-- Start Material --
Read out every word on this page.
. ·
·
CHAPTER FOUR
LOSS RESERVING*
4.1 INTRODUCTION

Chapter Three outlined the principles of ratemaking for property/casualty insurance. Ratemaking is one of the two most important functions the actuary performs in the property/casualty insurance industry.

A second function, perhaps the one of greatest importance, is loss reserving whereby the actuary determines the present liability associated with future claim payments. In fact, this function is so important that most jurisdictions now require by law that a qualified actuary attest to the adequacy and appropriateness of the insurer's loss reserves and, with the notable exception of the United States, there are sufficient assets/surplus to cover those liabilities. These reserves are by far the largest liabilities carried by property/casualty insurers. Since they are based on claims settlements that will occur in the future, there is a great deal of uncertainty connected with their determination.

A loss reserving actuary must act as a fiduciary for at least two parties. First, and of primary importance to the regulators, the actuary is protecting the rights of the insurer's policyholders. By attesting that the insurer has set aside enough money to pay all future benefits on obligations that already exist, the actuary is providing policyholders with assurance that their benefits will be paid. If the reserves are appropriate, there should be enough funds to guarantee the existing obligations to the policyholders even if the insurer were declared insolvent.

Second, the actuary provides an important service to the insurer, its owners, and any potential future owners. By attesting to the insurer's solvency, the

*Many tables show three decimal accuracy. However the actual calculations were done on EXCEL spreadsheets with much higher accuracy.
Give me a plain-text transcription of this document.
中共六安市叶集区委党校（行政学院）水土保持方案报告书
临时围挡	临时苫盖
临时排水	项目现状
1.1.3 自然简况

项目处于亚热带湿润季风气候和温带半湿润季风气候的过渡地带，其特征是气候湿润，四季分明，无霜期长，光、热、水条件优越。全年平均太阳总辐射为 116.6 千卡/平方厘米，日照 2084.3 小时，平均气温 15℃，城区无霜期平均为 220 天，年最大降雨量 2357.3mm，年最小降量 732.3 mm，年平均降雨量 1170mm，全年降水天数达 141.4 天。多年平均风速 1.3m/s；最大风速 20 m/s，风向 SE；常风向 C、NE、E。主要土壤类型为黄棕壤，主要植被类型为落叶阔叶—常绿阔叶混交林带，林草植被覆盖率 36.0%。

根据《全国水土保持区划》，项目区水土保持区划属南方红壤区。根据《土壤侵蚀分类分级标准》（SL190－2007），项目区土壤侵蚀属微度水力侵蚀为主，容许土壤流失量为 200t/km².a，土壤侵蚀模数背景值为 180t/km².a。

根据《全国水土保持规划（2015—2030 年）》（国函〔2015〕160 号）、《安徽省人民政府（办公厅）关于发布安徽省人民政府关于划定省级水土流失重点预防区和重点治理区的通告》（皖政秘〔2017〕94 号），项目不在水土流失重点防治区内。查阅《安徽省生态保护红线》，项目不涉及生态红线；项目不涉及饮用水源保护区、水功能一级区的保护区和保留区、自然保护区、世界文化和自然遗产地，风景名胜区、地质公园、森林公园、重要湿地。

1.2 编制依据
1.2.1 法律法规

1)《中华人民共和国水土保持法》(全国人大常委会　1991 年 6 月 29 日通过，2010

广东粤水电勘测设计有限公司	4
-- End Material --
-- Start Material --
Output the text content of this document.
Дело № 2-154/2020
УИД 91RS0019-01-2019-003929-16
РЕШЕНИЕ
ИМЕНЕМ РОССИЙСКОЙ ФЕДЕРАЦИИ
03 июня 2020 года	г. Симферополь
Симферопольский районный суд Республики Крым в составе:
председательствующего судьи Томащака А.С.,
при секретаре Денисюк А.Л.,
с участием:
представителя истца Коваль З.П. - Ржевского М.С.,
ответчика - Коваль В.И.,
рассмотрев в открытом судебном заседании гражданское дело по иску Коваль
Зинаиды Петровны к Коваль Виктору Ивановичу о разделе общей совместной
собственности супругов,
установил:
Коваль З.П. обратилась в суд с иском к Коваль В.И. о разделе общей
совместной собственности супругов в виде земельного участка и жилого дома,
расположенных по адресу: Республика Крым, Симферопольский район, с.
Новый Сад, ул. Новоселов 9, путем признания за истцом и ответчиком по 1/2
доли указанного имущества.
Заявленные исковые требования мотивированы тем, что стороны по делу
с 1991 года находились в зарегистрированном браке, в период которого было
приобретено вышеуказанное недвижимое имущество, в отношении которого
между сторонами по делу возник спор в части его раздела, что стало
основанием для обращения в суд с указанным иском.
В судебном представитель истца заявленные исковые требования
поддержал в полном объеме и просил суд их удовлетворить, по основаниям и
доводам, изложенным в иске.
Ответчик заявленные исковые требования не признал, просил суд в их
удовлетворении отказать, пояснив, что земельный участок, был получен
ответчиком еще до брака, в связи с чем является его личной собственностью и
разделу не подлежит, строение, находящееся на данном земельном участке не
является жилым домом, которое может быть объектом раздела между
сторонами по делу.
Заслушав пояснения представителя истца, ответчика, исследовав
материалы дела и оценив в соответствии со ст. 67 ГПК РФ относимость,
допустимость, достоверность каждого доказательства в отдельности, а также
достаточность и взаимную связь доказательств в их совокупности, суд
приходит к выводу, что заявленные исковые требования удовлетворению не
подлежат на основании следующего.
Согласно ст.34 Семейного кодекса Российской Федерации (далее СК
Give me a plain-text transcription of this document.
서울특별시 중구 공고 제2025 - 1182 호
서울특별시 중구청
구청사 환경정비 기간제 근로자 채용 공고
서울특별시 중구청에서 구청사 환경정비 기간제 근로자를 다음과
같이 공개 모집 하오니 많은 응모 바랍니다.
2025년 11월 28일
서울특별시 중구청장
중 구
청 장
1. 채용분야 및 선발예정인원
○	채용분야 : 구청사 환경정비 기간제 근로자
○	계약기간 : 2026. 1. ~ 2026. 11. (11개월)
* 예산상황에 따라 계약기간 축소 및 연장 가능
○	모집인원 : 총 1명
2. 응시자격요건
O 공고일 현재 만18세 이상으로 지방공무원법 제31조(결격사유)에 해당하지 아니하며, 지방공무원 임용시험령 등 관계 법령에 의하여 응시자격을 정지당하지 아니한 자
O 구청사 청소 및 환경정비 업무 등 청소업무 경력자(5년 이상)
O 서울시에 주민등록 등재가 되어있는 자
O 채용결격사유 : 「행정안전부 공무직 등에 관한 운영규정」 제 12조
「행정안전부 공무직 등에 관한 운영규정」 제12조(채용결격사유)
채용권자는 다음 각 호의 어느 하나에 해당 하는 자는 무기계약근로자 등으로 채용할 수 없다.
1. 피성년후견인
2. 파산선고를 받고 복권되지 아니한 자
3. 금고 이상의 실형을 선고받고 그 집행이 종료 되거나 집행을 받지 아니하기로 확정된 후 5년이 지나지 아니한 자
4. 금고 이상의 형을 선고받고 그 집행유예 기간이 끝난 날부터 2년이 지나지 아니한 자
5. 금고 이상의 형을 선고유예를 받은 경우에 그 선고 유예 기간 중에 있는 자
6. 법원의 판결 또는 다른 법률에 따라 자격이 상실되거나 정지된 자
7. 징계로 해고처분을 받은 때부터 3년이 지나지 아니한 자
-- End Material --
-- Start Material --
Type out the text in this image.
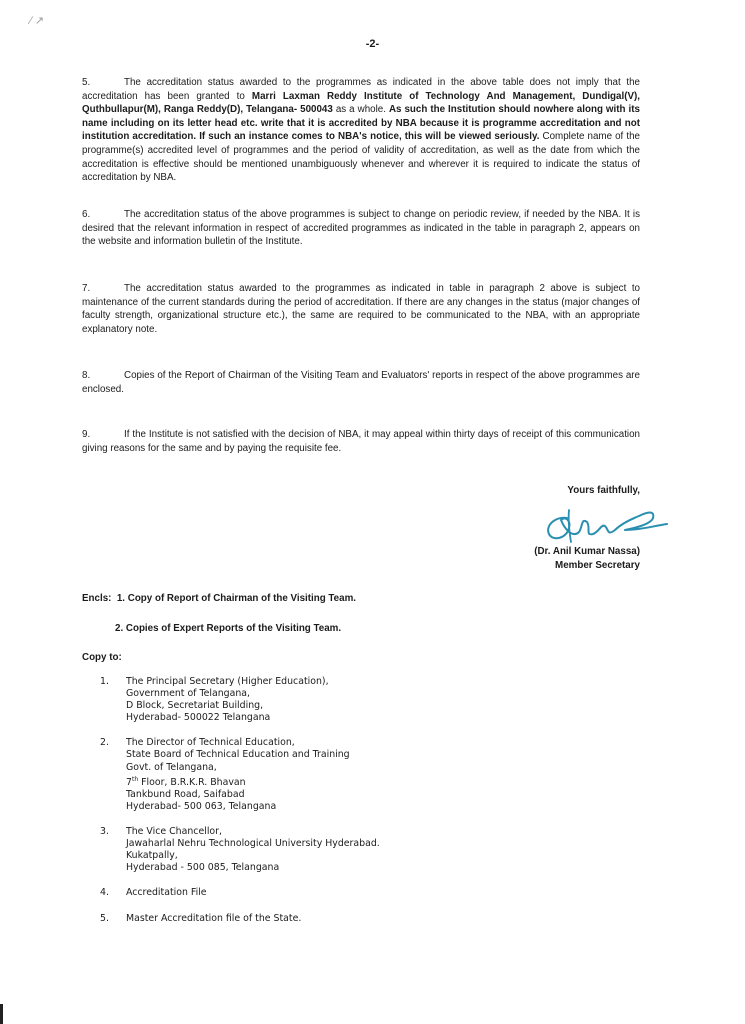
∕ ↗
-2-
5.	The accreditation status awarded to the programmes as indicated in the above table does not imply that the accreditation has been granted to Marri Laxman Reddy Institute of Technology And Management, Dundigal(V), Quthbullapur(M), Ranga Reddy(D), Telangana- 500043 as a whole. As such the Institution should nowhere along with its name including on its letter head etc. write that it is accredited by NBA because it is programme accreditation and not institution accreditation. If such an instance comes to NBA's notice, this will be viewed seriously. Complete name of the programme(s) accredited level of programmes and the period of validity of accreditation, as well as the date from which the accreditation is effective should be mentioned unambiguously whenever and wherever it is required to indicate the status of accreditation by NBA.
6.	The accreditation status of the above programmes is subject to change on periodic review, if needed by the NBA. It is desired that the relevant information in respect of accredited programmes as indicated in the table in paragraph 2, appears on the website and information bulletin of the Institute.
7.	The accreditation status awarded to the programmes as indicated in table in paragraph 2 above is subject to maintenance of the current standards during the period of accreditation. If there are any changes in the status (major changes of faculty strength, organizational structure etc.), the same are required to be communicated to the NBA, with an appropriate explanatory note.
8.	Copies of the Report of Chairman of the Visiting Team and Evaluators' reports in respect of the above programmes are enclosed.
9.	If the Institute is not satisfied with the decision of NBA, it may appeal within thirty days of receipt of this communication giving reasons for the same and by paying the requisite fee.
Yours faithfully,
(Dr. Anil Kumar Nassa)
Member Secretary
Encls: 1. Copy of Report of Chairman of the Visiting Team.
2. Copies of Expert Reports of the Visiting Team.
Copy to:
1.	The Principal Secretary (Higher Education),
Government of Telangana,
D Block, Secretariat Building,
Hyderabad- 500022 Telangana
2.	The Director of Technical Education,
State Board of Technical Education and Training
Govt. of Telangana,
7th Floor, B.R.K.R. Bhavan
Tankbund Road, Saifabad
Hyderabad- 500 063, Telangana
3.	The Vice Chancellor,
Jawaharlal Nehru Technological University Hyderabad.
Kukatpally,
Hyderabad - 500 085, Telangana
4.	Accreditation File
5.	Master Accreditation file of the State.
-- End Material --
### Short task:
Find the word "선고받고" in the material, then list each line that holds it.

### Result of the task:
3. 금고 이상의 실형을 선고받고 그 집행이 종료 되거나 집행을 받지 아니하기로 확정된 후 5년이 지나지 아니한 자
4. 금고 이상의 형을 선고받고 그 집행유예 기간이 끝난 날부터 2년이 지나지 아니한 자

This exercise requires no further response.